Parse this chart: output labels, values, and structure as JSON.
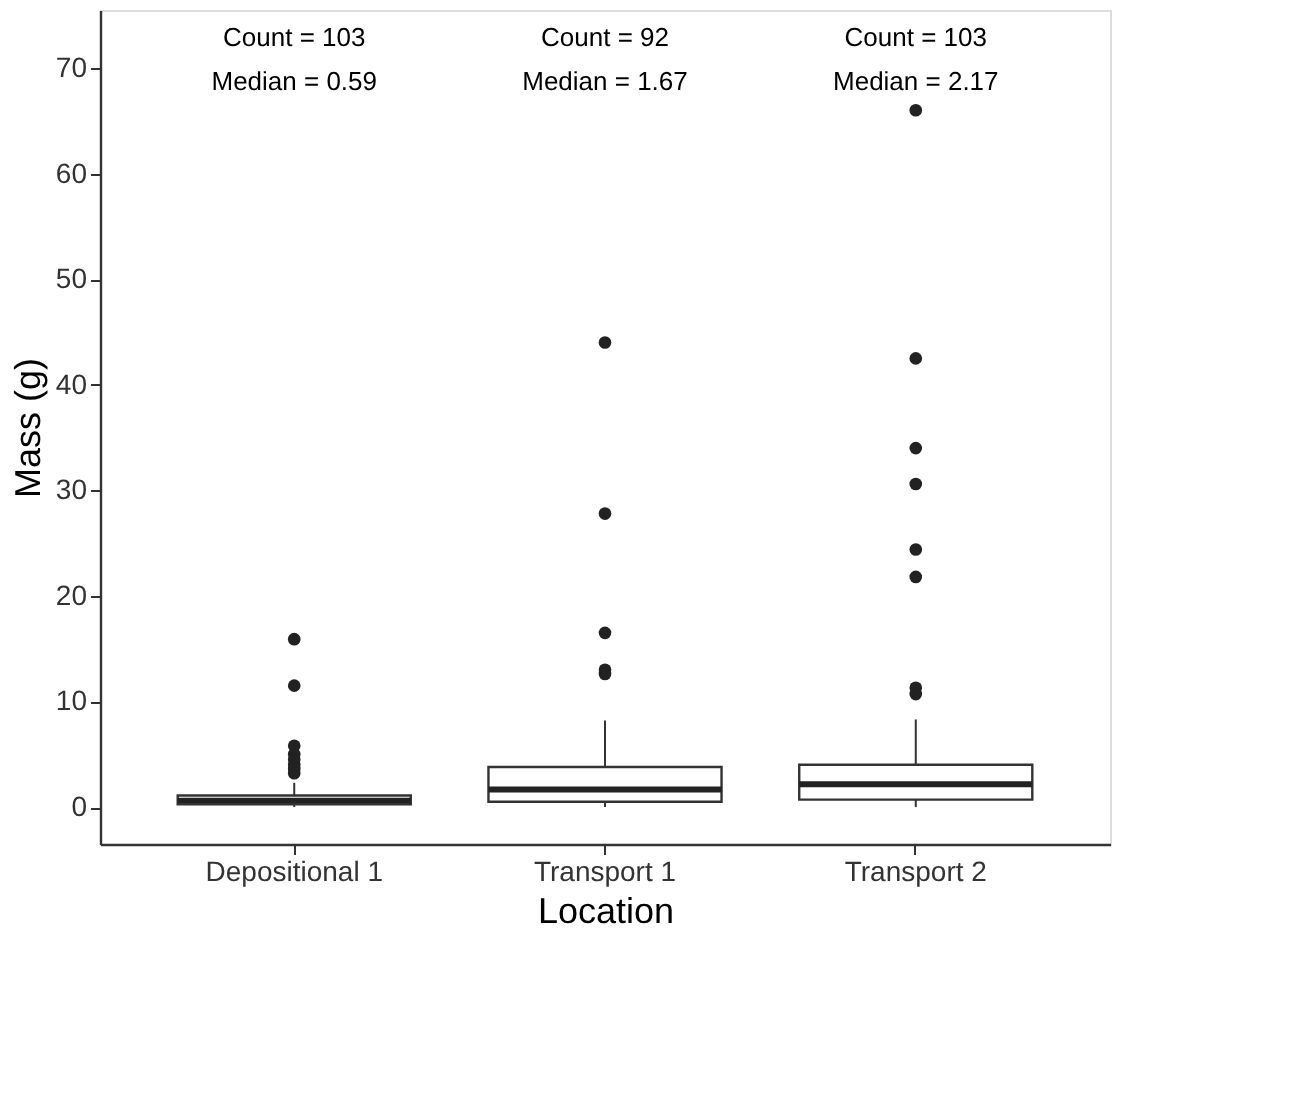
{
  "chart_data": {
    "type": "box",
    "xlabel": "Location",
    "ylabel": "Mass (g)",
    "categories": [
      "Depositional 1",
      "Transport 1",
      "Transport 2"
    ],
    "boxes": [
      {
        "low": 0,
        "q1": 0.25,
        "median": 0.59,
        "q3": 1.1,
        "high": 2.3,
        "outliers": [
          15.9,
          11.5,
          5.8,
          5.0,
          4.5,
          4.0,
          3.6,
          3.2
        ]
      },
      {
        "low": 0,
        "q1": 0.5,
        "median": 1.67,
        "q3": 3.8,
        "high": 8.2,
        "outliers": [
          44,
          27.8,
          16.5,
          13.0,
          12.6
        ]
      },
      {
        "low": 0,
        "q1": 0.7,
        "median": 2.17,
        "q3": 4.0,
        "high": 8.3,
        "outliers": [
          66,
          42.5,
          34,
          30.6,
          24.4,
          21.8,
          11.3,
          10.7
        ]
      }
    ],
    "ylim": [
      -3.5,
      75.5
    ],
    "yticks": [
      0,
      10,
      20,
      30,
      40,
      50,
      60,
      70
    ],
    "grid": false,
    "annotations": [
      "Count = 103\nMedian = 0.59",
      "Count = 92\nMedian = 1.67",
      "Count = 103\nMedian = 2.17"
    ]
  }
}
* * *
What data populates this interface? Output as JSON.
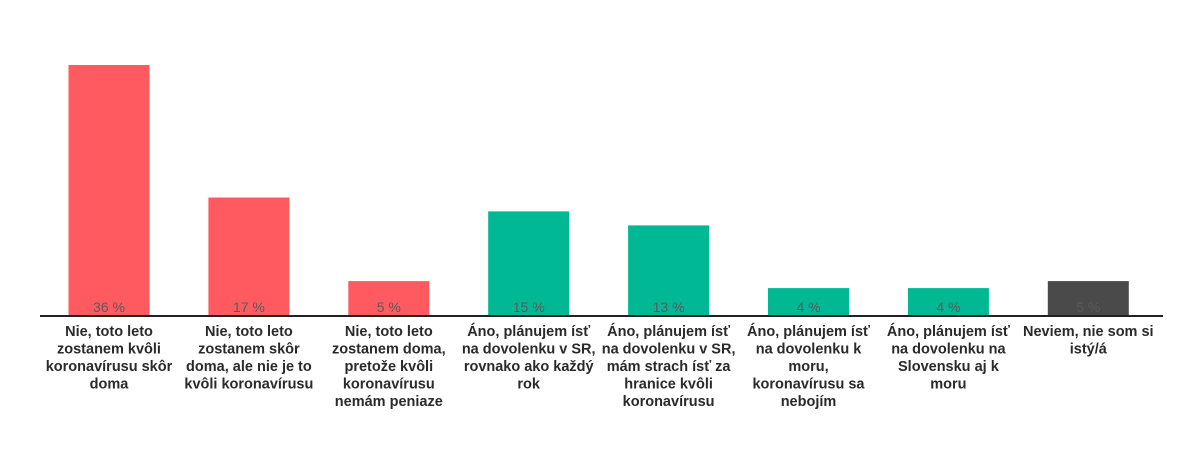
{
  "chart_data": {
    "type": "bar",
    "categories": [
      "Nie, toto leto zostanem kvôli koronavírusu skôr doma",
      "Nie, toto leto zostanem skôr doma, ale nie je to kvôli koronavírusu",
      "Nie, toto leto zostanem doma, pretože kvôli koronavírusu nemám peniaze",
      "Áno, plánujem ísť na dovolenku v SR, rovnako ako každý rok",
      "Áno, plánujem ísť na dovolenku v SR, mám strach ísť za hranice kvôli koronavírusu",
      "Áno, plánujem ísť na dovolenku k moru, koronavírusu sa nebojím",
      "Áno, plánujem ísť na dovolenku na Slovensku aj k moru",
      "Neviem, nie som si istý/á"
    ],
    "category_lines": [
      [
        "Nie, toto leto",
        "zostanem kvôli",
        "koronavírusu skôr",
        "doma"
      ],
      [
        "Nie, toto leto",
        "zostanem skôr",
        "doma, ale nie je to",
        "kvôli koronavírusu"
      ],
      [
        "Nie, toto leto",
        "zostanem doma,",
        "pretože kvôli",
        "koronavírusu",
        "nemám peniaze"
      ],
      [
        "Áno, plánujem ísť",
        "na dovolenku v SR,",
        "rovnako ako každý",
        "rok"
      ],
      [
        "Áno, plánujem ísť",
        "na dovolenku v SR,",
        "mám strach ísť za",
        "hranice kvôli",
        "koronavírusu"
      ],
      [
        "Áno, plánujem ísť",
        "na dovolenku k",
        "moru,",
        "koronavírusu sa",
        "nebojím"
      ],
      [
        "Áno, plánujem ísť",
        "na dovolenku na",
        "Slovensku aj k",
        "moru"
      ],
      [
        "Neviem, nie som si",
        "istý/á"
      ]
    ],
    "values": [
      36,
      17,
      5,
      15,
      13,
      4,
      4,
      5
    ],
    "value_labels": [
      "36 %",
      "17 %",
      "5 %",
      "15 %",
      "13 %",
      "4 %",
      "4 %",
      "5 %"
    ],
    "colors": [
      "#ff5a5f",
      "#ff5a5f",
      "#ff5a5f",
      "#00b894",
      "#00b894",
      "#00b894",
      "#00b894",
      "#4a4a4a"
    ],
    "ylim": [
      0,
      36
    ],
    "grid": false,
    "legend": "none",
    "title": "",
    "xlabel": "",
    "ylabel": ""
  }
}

## Task description
From the listing above, collect each line in which the string "moru" appears.

## Task output
      "Áno, plánujem ísť na dovolenku k moru, koronavírusu sa nebojím",
      "Áno, plánujem ísť na dovolenku na Slovensku aj k moru",
        "moru,",
        "moru"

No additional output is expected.